> **SHORT PROBLEM**: The records that follow should be retyped word for word.

**** MATERIAL TO PROCESS ****

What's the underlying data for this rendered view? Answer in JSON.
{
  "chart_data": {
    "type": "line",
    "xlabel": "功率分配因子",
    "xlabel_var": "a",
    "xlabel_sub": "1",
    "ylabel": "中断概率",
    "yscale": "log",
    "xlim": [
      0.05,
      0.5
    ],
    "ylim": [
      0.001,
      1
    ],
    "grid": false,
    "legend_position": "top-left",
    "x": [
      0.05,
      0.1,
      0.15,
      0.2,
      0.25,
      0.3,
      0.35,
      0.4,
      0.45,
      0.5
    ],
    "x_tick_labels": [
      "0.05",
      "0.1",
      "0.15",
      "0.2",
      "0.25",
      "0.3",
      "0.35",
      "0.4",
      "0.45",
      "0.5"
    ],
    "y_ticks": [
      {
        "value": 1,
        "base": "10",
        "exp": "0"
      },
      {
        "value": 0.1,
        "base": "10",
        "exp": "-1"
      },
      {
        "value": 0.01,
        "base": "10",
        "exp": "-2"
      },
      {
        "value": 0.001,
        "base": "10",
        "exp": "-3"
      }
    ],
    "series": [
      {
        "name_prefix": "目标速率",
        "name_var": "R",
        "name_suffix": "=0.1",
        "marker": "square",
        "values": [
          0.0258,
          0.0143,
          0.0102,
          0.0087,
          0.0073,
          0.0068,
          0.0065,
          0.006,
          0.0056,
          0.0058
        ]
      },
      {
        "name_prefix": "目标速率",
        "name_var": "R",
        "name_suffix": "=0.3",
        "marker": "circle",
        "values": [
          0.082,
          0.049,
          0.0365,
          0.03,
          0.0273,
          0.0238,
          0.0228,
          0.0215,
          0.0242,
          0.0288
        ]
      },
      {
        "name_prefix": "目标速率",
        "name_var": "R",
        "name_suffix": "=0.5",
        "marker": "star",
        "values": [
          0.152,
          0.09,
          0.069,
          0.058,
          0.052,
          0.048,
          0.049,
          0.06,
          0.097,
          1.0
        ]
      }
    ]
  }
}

****

> **SOLUTION TO THE EXERCISE**:
What's the underlying data for this rendered view? Answer in JSON.
{
  "chart_data": {
    "type": "line",
    "xlabel": "功率分配因子",
    "xlabel_var": "a",
    "xlabel_sub": "1",
    "ylabel": "中断概率",
    "yscale": "log",
    "xlim": [
      0.05,
      0.5
    ],
    "ylim": [
      0.001,
      1
    ],
    "grid": false,
    "legend_position": "top-left",
    "x": [
      0.05,
      0.1,
      0.15,
      0.2,
      0.25,
      0.3,
      0.35,
      0.4,
      0.45,
      0.5
    ],
    "x_tick_labels": [
      "0.05",
      "0.1",
      "0.15",
      "0.2",
      "0.25",
      "0.3",
      "0.35",
      "0.4",
      "0.45",
      "0.5"
    ],
    "y_ticks": [
      {
        "value": 1,
        "base": "10",
        "exp": "0"
      },
      {
        "value": 0.1,
        "base": "10",
        "exp": "-1"
      },
      {
        "value": 0.01,
        "base": "10",
        "exp": "-2"
      },
      {
        "value": 0.001,
        "base": "10",
        "exp": "-3"
      }
    ],
    "series": [
      {
        "name_prefix": "目标速率",
        "name_var": "R",
        "name_suffix": "=0.1",
        "marker": "square",
        "values": [
          0.0258,
          0.0143,
          0.0102,
          0.0087,
          0.0073,
          0.0068,
          0.0065,
          0.006,
          0.0056,
          0.0058
        ]
      },
      {
        "name_prefix": "目标速率",
        "name_var": "R",
        "name_suffix": "=0.3",
        "marker": "circle",
        "values": [
          0.082,
          0.049,
          0.0365,
          0.03,
          0.0273,
          0.0238,
          0.0228,
          0.0215,
          0.0242,
          0.0288
        ]
      },
      {
        "name_prefix": "目标速率",
        "name_var": "R",
        "name_suffix": "=0.5",
        "marker": "star",
        "values": [
          0.152,
          0.09,
          0.069,
          0.058,
          0.052,
          0.048,
          0.049,
          0.06,
          0.097,
          1.0
        ]
      }
    ]
  }
}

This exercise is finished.